THE PROBLEM: Please output the lines shown below exactly as they appear.

* * *

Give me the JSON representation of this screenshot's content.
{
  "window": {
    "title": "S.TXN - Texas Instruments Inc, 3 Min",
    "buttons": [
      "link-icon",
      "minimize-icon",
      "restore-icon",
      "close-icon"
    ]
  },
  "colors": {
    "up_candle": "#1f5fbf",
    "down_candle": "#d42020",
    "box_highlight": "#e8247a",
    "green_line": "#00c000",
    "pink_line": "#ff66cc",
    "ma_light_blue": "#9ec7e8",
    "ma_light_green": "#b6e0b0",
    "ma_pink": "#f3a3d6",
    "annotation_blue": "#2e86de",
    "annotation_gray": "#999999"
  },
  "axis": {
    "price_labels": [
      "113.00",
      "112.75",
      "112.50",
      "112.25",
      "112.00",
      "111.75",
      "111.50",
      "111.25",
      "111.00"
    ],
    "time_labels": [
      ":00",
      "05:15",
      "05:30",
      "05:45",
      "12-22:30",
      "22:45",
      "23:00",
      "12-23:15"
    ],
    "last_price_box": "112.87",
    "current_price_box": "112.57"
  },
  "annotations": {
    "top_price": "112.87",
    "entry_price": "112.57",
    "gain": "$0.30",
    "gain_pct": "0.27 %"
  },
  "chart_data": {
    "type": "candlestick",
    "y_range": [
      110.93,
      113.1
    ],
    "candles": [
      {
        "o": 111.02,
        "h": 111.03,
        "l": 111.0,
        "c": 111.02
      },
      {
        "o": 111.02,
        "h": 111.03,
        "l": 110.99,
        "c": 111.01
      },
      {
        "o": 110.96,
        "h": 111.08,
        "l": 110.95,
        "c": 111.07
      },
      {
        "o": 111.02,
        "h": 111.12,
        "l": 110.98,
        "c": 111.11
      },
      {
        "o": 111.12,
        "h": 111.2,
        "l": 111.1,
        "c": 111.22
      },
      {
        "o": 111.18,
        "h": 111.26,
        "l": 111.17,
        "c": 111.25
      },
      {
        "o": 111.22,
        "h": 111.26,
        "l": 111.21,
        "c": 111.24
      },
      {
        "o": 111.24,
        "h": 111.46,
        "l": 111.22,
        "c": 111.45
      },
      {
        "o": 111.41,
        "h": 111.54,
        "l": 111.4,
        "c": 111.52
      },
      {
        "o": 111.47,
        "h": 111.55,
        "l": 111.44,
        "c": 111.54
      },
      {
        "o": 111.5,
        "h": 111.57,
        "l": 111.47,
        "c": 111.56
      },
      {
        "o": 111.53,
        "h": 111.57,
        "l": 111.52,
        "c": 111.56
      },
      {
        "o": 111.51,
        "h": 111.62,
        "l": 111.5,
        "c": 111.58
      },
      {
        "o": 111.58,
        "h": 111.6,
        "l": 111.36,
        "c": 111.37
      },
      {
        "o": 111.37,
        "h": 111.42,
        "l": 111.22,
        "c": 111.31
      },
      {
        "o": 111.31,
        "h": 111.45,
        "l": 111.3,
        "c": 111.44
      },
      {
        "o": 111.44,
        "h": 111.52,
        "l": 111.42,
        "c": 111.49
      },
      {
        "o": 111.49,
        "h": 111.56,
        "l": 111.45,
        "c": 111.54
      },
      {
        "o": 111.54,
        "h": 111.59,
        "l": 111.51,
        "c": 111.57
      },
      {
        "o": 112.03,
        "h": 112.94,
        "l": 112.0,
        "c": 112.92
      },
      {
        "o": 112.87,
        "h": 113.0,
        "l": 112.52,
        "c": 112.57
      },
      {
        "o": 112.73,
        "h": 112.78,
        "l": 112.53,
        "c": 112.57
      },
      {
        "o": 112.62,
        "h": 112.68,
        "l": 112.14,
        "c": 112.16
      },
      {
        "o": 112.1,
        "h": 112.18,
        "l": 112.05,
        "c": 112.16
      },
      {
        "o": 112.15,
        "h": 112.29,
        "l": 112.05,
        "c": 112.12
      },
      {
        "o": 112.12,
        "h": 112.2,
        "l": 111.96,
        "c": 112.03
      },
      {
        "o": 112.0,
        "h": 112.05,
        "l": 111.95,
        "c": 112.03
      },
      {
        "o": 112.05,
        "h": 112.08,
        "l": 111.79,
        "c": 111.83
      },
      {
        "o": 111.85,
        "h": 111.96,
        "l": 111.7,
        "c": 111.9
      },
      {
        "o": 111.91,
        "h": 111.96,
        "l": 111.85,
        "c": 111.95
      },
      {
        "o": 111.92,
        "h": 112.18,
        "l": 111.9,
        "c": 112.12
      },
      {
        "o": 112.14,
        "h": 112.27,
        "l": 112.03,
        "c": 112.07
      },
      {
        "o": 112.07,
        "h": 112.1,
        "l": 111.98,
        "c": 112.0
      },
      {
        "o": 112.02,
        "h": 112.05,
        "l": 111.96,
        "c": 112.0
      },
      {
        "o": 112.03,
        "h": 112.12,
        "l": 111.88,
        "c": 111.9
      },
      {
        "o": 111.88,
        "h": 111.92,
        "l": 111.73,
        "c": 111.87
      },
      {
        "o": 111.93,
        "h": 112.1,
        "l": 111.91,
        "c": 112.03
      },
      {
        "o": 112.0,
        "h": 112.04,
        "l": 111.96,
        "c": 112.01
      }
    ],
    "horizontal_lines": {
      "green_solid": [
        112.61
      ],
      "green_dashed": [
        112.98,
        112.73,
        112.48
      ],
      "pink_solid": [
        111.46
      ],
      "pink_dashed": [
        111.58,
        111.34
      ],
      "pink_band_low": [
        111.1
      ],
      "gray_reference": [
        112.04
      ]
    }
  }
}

* * *

OUTPUT FOR THIS EXERCISE:
Give me the JSON representation of this screenshot's content.
{
  "window": {
    "title": "S.TXN - Texas Instruments Inc, 3 Min",
    "buttons": [
      "link-icon",
      "minimize-icon",
      "restore-icon",
      "close-icon"
    ]
  },
  "colors": {
    "up_candle": "#1f5fbf",
    "down_candle": "#d42020",
    "box_highlight": "#e8247a",
    "green_line": "#00c000",
    "pink_line": "#ff66cc",
    "ma_light_blue": "#9ec7e8",
    "ma_light_green": "#b6e0b0",
    "ma_pink": "#f3a3d6",
    "annotation_blue": "#2e86de",
    "annotation_gray": "#999999"
  },
  "axis": {
    "price_labels": [
      "113.00",
      "112.75",
      "112.50",
      "112.25",
      "112.00",
      "111.75",
      "111.50",
      "111.25",
      "111.00"
    ],
    "time_labels": [
      ":00",
      "05:15",
      "05:30",
      "05:45",
      "12-22:30",
      "22:45",
      "23:00",
      "12-23:15"
    ],
    "last_price_box": "112.87",
    "current_price_box": "112.57"
  },
  "annotations": {
    "top_price": "112.87",
    "entry_price": "112.57",
    "gain": "$0.30",
    "gain_pct": "0.27 %"
  },
  "chart_data": {
    "type": "candlestick",
    "y_range": [
      110.93,
      113.1
    ],
    "candles": [
      {
        "o": 111.02,
        "h": 111.03,
        "l": 111.0,
        "c": 111.02
      },
      {
        "o": 111.02,
        "h": 111.03,
        "l": 110.99,
        "c": 111.01
      },
      {
        "o": 110.96,
        "h": 111.08,
        "l": 110.95,
        "c": 111.07
      },
      {
        "o": 111.02,
        "h": 111.12,
        "l": 110.98,
        "c": 111.11
      },
      {
        "o": 111.12,
        "h": 111.2,
        "l": 111.1,
        "c": 111.22
      },
      {
        "o": 111.18,
        "h": 111.26,
        "l": 111.17,
        "c": 111.25
      },
      {
        "o": 111.22,
        "h": 111.26,
        "l": 111.21,
        "c": 111.24
      },
      {
        "o": 111.24,
        "h": 111.46,
        "l": 111.22,
        "c": 111.45
      },
      {
        "o": 111.41,
        "h": 111.54,
        "l": 111.4,
        "c": 111.52
      },
      {
        "o": 111.47,
        "h": 111.55,
        "l": 111.44,
        "c": 111.54
      },
      {
        "o": 111.5,
        "h": 111.57,
        "l": 111.47,
        "c": 111.56
      },
      {
        "o": 111.53,
        "h": 111.57,
        "l": 111.52,
        "c": 111.56
      },
      {
        "o": 111.51,
        "h": 111.62,
        "l": 111.5,
        "c": 111.58
      },
      {
        "o": 111.58,
        "h": 111.6,
        "l": 111.36,
        "c": 111.37
      },
      {
        "o": 111.37,
        "h": 111.42,
        "l": 111.22,
        "c": 111.31
      },
      {
        "o": 111.31,
        "h": 111.45,
        "l": 111.3,
        "c": 111.44
      },
      {
        "o": 111.44,
        "h": 111.52,
        "l": 111.42,
        "c": 111.49
      },
      {
        "o": 111.49,
        "h": 111.56,
        "l": 111.45,
        "c": 111.54
      },
      {
        "o": 111.54,
        "h": 111.59,
        "l": 111.51,
        "c": 111.57
      },
      {
        "o": 112.03,
        "h": 112.94,
        "l": 112.0,
        "c": 112.92
      },
      {
        "o": 112.87,
        "h": 113.0,
        "l": 112.52,
        "c": 112.57
      },
      {
        "o": 112.73,
        "h": 112.78,
        "l": 112.53,
        "c": 112.57
      },
      {
        "o": 112.62,
        "h": 112.68,
        "l": 112.14,
        "c": 112.16
      },
      {
        "o": 112.1,
        "h": 112.18,
        "l": 112.05,
        "c": 112.16
      },
      {
        "o": 112.15,
        "h": 112.29,
        "l": 112.05,
        "c": 112.12
      },
      {
        "o": 112.12,
        "h": 112.2,
        "l": 111.96,
        "c": 112.03
      },
      {
        "o": 112.0,
        "h": 112.05,
        "l": 111.95,
        "c": 112.03
      },
      {
        "o": 112.05,
        "h": 112.08,
        "l": 111.79,
        "c": 111.83
      },
      {
        "o": 111.85,
        "h": 111.96,
        "l": 111.7,
        "c": 111.9
      },
      {
        "o": 111.91,
        "h": 111.96,
        "l": 111.85,
        "c": 111.95
      },
      {
        "o": 111.92,
        "h": 112.18,
        "l": 111.9,
        "c": 112.12
      },
      {
        "o": 112.14,
        "h": 112.27,
        "l": 112.03,
        "c": 112.07
      },
      {
        "o": 112.07,
        "h": 112.1,
        "l": 111.98,
        "c": 112.0
      },
      {
        "o": 112.02,
        "h": 112.05,
        "l": 111.96,
        "c": 112.0
      },
      {
        "o": 112.03,
        "h": 112.12,
        "l": 111.88,
        "c": 111.9
      },
      {
        "o": 111.88,
        "h": 111.92,
        "l": 111.73,
        "c": 111.87
      },
      {
        "o": 111.93,
        "h": 112.1,
        "l": 111.91,
        "c": 112.03
      },
      {
        "o": 112.0,
        "h": 112.04,
        "l": 111.96,
        "c": 112.01
      }
    ],
    "horizontal_lines": {
      "green_solid": [
        112.61
      ],
      "green_dashed": [
        112.98,
        112.73,
        112.48
      ],
      "pink_solid": [
        111.46
      ],
      "pink_dashed": [
        111.58,
        111.34
      ],
      "pink_band_low": [
        111.1
      ],
      "gray_reference": [
        112.04
      ]
    }
  }
}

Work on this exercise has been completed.